Given problem:
Search the material for the word "stroke" and report each line where it turns up.

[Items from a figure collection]

━━━━━━━━━━━━━━━━━━━━

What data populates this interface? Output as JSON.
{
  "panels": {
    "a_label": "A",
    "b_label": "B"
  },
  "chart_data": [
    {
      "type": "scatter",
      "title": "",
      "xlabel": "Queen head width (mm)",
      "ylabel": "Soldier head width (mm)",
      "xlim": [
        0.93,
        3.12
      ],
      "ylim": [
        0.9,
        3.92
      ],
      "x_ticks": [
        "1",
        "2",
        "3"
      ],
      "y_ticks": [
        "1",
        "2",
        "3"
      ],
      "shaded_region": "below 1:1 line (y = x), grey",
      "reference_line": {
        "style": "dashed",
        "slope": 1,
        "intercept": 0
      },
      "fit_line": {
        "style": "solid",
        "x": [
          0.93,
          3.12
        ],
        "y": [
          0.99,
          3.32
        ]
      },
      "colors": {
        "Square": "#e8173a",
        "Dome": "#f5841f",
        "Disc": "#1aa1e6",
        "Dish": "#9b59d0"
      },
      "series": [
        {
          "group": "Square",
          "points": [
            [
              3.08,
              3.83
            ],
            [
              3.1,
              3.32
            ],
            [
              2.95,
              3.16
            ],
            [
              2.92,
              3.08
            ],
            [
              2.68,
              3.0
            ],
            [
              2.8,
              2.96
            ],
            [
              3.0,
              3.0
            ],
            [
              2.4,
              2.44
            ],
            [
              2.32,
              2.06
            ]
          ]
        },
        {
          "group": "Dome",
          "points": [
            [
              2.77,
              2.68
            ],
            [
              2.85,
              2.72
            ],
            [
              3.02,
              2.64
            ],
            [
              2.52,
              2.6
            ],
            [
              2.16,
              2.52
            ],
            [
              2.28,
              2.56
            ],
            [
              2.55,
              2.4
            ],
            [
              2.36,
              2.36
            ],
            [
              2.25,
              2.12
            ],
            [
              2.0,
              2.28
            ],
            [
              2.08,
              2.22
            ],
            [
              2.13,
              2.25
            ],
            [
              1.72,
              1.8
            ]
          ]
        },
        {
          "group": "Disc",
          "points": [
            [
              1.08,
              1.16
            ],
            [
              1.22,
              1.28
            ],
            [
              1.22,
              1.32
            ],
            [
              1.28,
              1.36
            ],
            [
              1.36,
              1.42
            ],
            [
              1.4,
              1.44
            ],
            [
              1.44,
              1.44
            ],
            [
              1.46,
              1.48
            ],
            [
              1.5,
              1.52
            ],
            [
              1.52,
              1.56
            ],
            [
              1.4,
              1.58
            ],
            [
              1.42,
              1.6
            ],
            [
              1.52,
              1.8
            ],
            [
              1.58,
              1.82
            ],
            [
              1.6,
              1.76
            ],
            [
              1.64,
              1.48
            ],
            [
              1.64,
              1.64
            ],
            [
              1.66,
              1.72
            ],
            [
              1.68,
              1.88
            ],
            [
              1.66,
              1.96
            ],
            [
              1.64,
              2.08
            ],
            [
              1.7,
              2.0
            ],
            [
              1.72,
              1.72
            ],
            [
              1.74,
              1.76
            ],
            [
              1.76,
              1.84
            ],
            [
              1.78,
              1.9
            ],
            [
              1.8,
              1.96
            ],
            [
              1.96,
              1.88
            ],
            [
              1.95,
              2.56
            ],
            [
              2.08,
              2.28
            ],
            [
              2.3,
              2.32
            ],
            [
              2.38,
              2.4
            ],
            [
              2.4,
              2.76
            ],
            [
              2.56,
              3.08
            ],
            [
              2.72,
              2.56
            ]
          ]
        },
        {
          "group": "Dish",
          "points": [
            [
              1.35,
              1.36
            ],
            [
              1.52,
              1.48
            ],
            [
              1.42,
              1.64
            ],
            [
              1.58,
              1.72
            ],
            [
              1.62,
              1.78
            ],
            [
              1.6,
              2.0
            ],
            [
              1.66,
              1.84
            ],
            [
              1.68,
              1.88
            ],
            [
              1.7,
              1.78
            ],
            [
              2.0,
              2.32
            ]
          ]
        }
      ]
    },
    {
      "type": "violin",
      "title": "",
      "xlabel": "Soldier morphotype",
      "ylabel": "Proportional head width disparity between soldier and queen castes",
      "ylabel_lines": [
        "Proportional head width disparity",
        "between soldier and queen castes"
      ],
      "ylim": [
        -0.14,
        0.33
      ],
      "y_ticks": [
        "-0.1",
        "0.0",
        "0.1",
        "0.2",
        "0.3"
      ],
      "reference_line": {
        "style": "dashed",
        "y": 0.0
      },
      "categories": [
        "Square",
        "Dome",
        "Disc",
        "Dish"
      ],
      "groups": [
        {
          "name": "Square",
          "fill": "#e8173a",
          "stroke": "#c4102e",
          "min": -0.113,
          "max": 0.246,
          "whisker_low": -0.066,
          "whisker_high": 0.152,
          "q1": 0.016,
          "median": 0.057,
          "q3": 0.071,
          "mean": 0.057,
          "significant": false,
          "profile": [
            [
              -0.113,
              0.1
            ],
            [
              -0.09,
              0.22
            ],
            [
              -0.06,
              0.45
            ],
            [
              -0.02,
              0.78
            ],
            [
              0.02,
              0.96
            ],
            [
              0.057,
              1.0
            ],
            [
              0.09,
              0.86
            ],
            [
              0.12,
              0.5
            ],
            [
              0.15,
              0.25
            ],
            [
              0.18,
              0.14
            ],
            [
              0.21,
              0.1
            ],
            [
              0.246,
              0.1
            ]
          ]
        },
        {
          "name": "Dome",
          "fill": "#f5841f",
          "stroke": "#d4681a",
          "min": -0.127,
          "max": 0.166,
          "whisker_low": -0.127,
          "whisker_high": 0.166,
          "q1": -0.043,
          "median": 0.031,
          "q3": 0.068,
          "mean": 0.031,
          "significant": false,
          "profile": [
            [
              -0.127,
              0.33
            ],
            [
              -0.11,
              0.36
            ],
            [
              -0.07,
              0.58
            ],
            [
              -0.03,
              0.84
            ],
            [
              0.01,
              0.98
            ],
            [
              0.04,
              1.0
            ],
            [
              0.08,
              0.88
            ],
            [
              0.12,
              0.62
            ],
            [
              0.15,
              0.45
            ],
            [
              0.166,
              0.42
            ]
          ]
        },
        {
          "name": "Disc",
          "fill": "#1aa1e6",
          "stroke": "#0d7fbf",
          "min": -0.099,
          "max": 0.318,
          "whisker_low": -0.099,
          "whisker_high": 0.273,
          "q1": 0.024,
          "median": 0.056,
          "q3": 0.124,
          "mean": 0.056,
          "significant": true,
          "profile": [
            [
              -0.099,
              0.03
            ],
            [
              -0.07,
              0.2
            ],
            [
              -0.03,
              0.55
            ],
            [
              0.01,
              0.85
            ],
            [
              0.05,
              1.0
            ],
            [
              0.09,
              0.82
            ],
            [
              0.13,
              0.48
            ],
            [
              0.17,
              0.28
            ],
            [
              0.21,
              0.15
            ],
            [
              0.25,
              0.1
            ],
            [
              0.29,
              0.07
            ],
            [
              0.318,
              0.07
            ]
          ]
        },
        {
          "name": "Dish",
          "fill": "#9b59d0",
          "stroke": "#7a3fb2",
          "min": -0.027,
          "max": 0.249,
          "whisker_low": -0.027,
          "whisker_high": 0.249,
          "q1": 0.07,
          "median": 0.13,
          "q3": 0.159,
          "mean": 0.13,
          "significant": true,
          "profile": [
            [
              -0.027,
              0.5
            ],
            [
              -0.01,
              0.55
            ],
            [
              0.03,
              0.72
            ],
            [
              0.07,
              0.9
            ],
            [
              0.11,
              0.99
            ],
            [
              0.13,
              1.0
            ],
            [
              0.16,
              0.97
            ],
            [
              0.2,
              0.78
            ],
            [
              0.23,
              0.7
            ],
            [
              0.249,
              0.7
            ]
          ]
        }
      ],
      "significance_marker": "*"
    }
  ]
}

━━━━━━━━━━━━━━━━━━━━

Solution for this exercise:
          "stroke": "#c4102e",
          "stroke": "#d4681a",
          "stroke": "#0d7fbf",
          "stroke": "#7a3fb2",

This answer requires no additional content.